§ **Task goal**: Transcribe the records that follow in their entirety, omitting any pictures.

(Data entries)
>> start

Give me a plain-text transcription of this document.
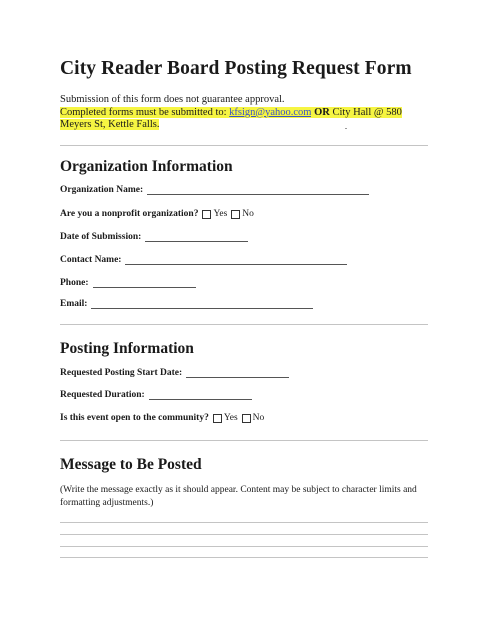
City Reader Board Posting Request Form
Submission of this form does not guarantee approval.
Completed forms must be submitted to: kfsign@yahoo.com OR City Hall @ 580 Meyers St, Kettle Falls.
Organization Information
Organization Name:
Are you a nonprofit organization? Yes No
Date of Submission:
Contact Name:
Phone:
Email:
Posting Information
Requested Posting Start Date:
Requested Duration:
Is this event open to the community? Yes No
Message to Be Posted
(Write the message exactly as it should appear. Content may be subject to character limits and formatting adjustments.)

>> end

§ **Final answer**:
Give me a plain-text transcription of this document.
City Reader Board Posting Request Form
Submission of this form does not guarantee approval.
Completed forms must be submitted to: kfsign@yahoo.com OR City Hall @ 580 Meyers St, Kettle Falls.
Organization Information
Organization Name:
Are you a nonprofit organization? Yes No
Date of Submission:
Contact Name:
Phone:
Email:
Posting Information
Requested Posting Start Date:
Requested Duration:
Is this event open to the community? Yes No
Message to Be Posted
(Write the message exactly as it should appear. Content may be subject to character limits and formatting adjustments.)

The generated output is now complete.